--- Begin Task input ---

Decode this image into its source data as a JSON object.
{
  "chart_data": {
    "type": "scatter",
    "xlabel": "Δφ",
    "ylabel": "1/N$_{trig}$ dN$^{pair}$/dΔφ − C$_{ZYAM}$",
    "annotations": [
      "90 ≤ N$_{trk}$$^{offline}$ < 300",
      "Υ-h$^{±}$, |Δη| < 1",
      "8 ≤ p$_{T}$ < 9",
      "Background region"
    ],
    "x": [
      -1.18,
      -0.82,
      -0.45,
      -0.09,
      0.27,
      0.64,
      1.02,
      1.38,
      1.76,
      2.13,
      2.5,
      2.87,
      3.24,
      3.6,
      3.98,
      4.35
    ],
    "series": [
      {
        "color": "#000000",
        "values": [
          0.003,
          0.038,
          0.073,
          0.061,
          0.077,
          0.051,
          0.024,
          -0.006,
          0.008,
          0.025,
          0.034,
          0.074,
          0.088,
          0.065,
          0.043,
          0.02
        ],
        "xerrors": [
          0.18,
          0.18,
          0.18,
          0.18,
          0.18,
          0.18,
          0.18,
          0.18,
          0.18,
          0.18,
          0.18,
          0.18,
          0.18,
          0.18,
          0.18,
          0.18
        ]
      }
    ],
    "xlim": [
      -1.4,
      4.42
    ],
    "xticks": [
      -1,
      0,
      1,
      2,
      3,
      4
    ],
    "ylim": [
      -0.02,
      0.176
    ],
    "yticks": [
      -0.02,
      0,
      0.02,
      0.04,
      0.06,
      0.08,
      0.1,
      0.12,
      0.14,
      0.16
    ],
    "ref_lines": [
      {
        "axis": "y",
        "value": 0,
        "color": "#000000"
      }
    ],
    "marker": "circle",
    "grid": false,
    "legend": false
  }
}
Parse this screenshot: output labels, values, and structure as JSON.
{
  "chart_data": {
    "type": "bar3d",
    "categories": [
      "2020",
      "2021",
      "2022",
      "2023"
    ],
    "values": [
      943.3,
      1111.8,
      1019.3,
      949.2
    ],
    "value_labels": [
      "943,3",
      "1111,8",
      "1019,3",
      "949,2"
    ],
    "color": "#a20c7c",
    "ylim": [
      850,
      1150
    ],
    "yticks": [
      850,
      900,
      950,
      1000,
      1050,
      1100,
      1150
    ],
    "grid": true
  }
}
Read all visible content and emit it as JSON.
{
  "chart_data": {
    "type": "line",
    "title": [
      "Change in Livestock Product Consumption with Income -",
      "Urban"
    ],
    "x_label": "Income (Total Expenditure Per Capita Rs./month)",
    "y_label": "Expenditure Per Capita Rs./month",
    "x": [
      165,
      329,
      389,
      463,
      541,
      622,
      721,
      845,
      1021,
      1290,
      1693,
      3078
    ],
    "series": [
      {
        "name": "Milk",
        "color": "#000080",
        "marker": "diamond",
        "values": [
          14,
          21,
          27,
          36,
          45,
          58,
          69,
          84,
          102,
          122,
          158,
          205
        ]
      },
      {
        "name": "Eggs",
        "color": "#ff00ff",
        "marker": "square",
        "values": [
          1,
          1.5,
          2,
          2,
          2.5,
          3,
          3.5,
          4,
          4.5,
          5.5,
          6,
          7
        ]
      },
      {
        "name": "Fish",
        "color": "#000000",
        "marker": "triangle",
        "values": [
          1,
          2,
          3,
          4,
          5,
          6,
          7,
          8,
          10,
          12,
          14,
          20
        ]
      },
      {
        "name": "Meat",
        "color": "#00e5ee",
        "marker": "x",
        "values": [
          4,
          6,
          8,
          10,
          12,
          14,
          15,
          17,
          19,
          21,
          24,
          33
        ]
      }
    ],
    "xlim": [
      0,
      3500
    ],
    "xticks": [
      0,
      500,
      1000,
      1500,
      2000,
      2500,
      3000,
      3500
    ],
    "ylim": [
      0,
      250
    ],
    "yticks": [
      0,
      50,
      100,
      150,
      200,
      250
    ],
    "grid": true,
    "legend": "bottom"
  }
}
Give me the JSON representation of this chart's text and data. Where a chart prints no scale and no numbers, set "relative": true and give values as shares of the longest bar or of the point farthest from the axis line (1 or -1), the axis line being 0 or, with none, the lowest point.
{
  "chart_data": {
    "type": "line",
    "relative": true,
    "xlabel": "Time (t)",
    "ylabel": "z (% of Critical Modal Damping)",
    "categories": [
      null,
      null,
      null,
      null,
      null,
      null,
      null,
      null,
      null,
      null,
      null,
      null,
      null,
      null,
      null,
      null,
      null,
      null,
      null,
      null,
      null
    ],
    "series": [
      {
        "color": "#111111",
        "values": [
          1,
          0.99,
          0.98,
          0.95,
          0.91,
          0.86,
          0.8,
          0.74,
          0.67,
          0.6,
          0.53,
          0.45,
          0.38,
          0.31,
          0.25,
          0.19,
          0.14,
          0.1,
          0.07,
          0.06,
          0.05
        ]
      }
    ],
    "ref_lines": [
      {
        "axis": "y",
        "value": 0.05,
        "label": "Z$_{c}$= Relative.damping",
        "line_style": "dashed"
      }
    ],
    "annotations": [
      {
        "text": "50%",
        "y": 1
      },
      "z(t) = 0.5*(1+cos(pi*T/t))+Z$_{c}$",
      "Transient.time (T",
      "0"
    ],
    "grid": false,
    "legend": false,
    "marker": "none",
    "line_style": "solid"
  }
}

--- End Task input ---

__Problem details__
Which lines in the data above contain "name"? Show each one.

__Answer in full__
        "name": "Milk",
        "name": "Eggs",
        "name": "Fish",
        "name": "Meat",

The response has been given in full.